■ WRITTEN INSTRUCTION
Every line of the data must be copied exactly.

***** MATERIAL PROVIDED

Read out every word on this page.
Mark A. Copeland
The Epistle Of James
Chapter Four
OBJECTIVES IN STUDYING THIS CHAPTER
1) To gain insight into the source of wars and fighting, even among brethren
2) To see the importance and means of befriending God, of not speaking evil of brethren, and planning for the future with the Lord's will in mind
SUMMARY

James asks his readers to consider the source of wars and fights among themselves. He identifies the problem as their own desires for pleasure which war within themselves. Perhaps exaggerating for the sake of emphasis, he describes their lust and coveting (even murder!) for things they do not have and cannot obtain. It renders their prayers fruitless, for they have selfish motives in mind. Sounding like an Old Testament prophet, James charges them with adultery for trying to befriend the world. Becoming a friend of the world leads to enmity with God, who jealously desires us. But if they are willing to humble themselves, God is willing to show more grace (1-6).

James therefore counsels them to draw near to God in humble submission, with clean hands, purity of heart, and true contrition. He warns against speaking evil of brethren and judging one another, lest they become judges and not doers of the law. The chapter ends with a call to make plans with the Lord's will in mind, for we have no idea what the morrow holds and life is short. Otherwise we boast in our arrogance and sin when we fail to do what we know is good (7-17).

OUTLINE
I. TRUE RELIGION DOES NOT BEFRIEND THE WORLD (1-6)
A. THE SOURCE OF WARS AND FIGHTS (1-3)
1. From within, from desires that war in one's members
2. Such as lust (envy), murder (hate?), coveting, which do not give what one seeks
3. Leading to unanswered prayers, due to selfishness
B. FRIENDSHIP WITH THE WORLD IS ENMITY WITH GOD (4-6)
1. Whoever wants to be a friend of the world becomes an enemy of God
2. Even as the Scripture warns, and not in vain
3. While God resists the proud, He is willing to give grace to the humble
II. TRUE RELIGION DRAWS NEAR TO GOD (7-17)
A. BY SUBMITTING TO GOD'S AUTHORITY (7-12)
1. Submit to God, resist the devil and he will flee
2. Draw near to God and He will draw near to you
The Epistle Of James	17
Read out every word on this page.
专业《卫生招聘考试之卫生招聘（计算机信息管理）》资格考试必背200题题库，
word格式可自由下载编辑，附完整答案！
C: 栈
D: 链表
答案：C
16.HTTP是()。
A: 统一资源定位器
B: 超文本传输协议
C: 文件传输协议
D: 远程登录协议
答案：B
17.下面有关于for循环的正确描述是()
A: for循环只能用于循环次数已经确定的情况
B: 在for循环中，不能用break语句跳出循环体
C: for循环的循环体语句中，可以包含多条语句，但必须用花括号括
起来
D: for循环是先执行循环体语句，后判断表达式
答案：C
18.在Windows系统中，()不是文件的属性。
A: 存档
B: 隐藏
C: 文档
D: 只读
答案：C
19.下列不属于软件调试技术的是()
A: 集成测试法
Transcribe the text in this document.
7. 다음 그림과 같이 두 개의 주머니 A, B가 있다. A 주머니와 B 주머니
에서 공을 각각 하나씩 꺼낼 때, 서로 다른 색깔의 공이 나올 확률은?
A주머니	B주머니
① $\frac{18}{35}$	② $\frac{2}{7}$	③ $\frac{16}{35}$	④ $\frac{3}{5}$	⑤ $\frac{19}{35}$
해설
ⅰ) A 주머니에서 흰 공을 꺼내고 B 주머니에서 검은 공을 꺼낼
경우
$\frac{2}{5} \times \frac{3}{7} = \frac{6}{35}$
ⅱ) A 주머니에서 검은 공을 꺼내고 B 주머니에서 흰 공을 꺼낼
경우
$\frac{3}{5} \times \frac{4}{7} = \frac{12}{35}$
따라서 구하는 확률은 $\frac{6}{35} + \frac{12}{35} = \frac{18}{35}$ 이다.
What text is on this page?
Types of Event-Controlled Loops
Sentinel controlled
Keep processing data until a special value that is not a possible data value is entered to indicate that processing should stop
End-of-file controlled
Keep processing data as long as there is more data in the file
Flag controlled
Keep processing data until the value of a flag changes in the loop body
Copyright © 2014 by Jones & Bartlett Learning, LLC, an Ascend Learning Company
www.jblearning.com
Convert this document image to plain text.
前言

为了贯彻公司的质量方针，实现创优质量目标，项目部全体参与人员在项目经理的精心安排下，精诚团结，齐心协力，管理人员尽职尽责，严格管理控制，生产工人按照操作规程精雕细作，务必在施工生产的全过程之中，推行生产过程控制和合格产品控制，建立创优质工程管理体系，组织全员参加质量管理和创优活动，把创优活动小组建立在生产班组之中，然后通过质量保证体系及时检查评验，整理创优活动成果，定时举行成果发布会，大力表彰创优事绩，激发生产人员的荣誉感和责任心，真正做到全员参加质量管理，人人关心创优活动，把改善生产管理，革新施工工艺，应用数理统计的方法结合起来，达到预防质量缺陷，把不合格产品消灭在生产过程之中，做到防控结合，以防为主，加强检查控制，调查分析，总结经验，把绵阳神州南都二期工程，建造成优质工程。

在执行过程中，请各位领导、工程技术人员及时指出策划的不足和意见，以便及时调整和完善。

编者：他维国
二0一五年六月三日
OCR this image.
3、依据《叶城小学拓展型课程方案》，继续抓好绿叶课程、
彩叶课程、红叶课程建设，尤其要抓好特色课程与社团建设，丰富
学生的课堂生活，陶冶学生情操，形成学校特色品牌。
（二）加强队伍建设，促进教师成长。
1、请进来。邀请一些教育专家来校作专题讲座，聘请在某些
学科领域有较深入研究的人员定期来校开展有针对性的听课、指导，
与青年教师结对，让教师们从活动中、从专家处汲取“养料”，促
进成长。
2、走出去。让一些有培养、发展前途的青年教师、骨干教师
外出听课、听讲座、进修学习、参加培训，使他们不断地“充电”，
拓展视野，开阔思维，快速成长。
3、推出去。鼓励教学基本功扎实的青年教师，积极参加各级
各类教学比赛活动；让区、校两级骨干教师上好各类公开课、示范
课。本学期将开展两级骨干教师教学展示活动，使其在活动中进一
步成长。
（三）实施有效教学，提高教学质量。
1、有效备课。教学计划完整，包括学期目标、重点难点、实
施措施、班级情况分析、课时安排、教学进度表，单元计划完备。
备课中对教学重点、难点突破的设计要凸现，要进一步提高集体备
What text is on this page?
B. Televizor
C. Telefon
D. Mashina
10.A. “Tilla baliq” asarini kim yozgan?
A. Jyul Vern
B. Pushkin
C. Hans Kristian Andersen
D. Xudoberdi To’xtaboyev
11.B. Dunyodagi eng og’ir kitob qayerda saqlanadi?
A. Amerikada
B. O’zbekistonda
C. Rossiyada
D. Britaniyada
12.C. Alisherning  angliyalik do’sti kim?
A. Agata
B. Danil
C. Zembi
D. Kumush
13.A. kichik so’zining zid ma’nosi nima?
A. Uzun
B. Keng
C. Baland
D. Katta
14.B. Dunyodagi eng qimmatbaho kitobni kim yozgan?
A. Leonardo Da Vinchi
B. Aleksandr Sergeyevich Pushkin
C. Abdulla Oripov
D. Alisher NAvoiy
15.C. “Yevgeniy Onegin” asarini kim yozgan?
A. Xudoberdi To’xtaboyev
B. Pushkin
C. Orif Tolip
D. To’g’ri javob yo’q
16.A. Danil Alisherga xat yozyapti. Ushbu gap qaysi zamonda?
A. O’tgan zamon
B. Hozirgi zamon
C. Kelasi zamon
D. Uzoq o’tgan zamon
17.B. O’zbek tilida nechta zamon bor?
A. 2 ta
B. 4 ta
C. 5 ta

**********

■ COMPLETE ANSWER
Read out every word on this page.
Mark A. Copeland
The Epistle Of James
Chapter Four
OBJECTIVES IN STUDYING THIS CHAPTER
1) To gain insight into the source of wars and fighting, even among brethren
2) To see the importance and means of befriending God, of not speaking evil of brethren, and planning for the future with the Lord's will in mind
SUMMARY

James asks his readers to consider the source of wars and fights among themselves. He identifies the problem as their own desires for pleasure which war within themselves. Perhaps exaggerating for the sake of emphasis, he describes their lust and coveting (even murder!) for things they do not have and cannot obtain. It renders their prayers fruitless, for they have selfish motives in mind. Sounding like an Old Testament prophet, James charges them with adultery for trying to befriend the world. Becoming a friend of the world leads to enmity with God, who jealously desires us. But if they are willing to humble themselves, God is willing to show more grace (1-6).

James therefore counsels them to draw near to God in humble submission, with clean hands, purity of heart, and true contrition. He warns against speaking evil of brethren and judging one another, lest they become judges and not doers of the law. The chapter ends with a call to make plans with the Lord's will in mind, for we have no idea what the morrow holds and life is short. Otherwise we boast in our arrogance and sin when we fail to do what we know is good (7-17).

OUTLINE
I. TRUE RELIGION DOES NOT BEFRIEND THE WORLD (1-6)
A. THE SOURCE OF WARS AND FIGHTS (1-3)
1. From within, from desires that war in one's members
2. Such as lust (envy), murder (hate?), coveting, which do not give what one seeks
3. Leading to unanswered prayers, due to selfishness
B. FRIENDSHIP WITH THE WORLD IS ENMITY WITH GOD (4-6)
1. Whoever wants to be a friend of the world becomes an enemy of God
2. Even as the Scripture warns, and not in vain
3. While God resists the proud, He is willing to give grace to the humble
II. TRUE RELIGION DRAWS NEAR TO GOD (7-17)
A. BY SUBMITTING TO GOD'S AUTHORITY (7-12)
1. Submit to God, resist the devil and he will flee
2. Draw near to God and He will draw near to you
The Epistle Of James	17
Read out every word on this page.
专业《卫生招聘考试之卫生招聘（计算机信息管理）》资格考试必背200题题库，
word格式可自由下载编辑，附完整答案！
C: 栈
D: 链表
答案：C
16.HTTP是()。
A: 统一资源定位器
B: 超文本传输协议
C: 文件传输协议
D: 远程登录协议
答案：B
17.下面有关于for循环的正确描述是()
A: for循环只能用于循环次数已经确定的情况
B: 在for循环中，不能用break语句跳出循环体
C: for循环的循环体语句中，可以包含多条语句，但必须用花括号括
起来
D: for循环是先执行循环体语句，后判断表达式
答案：C
18.在Windows系统中，()不是文件的属性。
A: 存档
B: 隐藏
C: 文档
D: 只读
答案：C
19.下列不属于软件调试技术的是()
A: 集成测试法
Transcribe the text in this document.
7. 다음 그림과 같이 두 개의 주머니 A, B가 있다. A 주머니와 B 주머니
에서 공을 각각 하나씩 꺼낼 때, 서로 다른 색깔의 공이 나올 확률은?
A주머니	B주머니
① $\frac{18}{35}$	② $\frac{2}{7}$	③ $\frac{16}{35}$	④ $\frac{3}{5}$	⑤ $\frac{19}{35}$
해설
ⅰ) A 주머니에서 흰 공을 꺼내고 B 주머니에서 검은 공을 꺼낼
경우
$\frac{2}{5} \times \frac{3}{7} = \frac{6}{35}$
ⅱ) A 주머니에서 검은 공을 꺼내고 B 주머니에서 흰 공을 꺼낼
경우
$\frac{3}{5} \times \frac{4}{7} = \frac{12}{35}$
따라서 구하는 확률은 $\frac{6}{35} + \frac{12}{35} = \frac{18}{35}$ 이다.
What text is on this page?
Types of Event-Controlled Loops
Sentinel controlled
Keep processing data until a special value that is not a possible data value is entered to indicate that processing should stop
End-of-file controlled
Keep processing data as long as there is more data in the file
Flag controlled
Keep processing data until the value of a flag changes in the loop body
Copyright © 2014 by Jones & Bartlett Learning, LLC, an Ascend Learning Company
www.jblearning.com
Convert this document image to plain text.
前言

为了贯彻公司的质量方针，实现创优质量目标，项目部全体参与人员在项目经理的精心安排下，精诚团结，齐心协力，管理人员尽职尽责，严格管理控制，生产工人按照操作规程精雕细作，务必在施工生产的全过程之中，推行生产过程控制和合格产品控制，建立创优质工程管理体系，组织全员参加质量管理和创优活动，把创优活动小组建立在生产班组之中，然后通过质量保证体系及时检查评验，整理创优活动成果，定时举行成果发布会，大力表彰创优事绩，激发生产人员的荣誉感和责任心，真正做到全员参加质量管理，人人关心创优活动，把改善生产管理，革新施工工艺，应用数理统计的方法结合起来，达到预防质量缺陷，把不合格产品消灭在生产过程之中，做到防控结合，以防为主，加强检查控制，调查分析，总结经验，把绵阳神州南都二期工程，建造成优质工程。

在执行过程中，请各位领导、工程技术人员及时指出策划的不足和意见，以便及时调整和完善。

编者：他维国
二0一五年六月三日
OCR this image.
3、依据《叶城小学拓展型课程方案》，继续抓好绿叶课程、
彩叶课程、红叶课程建设，尤其要抓好特色课程与社团建设，丰富
学生的课堂生活，陶冶学生情操，形成学校特色品牌。
（二）加强队伍建设，促进教师成长。
1、请进来。邀请一些教育专家来校作专题讲座，聘请在某些
学科领域有较深入研究的人员定期来校开展有针对性的听课、指导，
与青年教师结对，让教师们从活动中、从专家处汲取“养料”，促
进成长。
2、走出去。让一些有培养、发展前途的青年教师、骨干教师
外出听课、听讲座、进修学习、参加培训，使他们不断地“充电”，
拓展视野，开阔思维，快速成长。
3、推出去。鼓励教学基本功扎实的青年教师，积极参加各级
各类教学比赛活动；让区、校两级骨干教师上好各类公开课、示范
课。本学期将开展两级骨干教师教学展示活动，使其在活动中进一
步成长。
（三）实施有效教学，提高教学质量。
1、有效备课。教学计划完整，包括学期目标、重点难点、实
施措施、班级情况分析、课时安排、教学进度表，单元计划完备。
备课中对教学重点、难点突破的设计要凸现，要进一步提高集体备
What text is on this page?
B. Televizor
C. Telefon
D. Mashina
10.A. “Tilla baliq” asarini kim yozgan?
A. Jyul Vern
B. Pushkin
C. Hans Kristian Andersen
D. Xudoberdi To’xtaboyev
11.B. Dunyodagi eng og’ir kitob qayerda saqlanadi?
A. Amerikada
B. O’zbekistonda
C. Rossiyada
D. Britaniyada
12.C. Alisherning  angliyalik do’sti kim?
A. Agata
B. Danil
C. Zembi
D. Kumush
13.A. kichik so’zining zid ma’nosi nima?
A. Uzun
B. Keng
C. Baland
D. Katta
14.B. Dunyodagi eng qimmatbaho kitobni kim yozgan?
A. Leonardo Da Vinchi
B. Aleksandr Sergeyevich Pushkin
C. Abdulla Oripov
D. Alisher NAvoiy
15.C. “Yevgeniy Onegin” asarini kim yozgan?
A. Xudoberdi To’xtaboyev
B. Pushkin
C. Orif Tolip
D. To’g’ri javob yo’q
16.A. Danil Alisherga xat yozyapti. Ushbu gap qaysi zamonda?
A. O’tgan zamon
B. Hozirgi zamon
C. Kelasi zamon
D. Uzoq o’tgan zamon
17.B. O’zbek tilida nechta zamon bor?
A. 2 ta
B. 4 ta
C. 5 ta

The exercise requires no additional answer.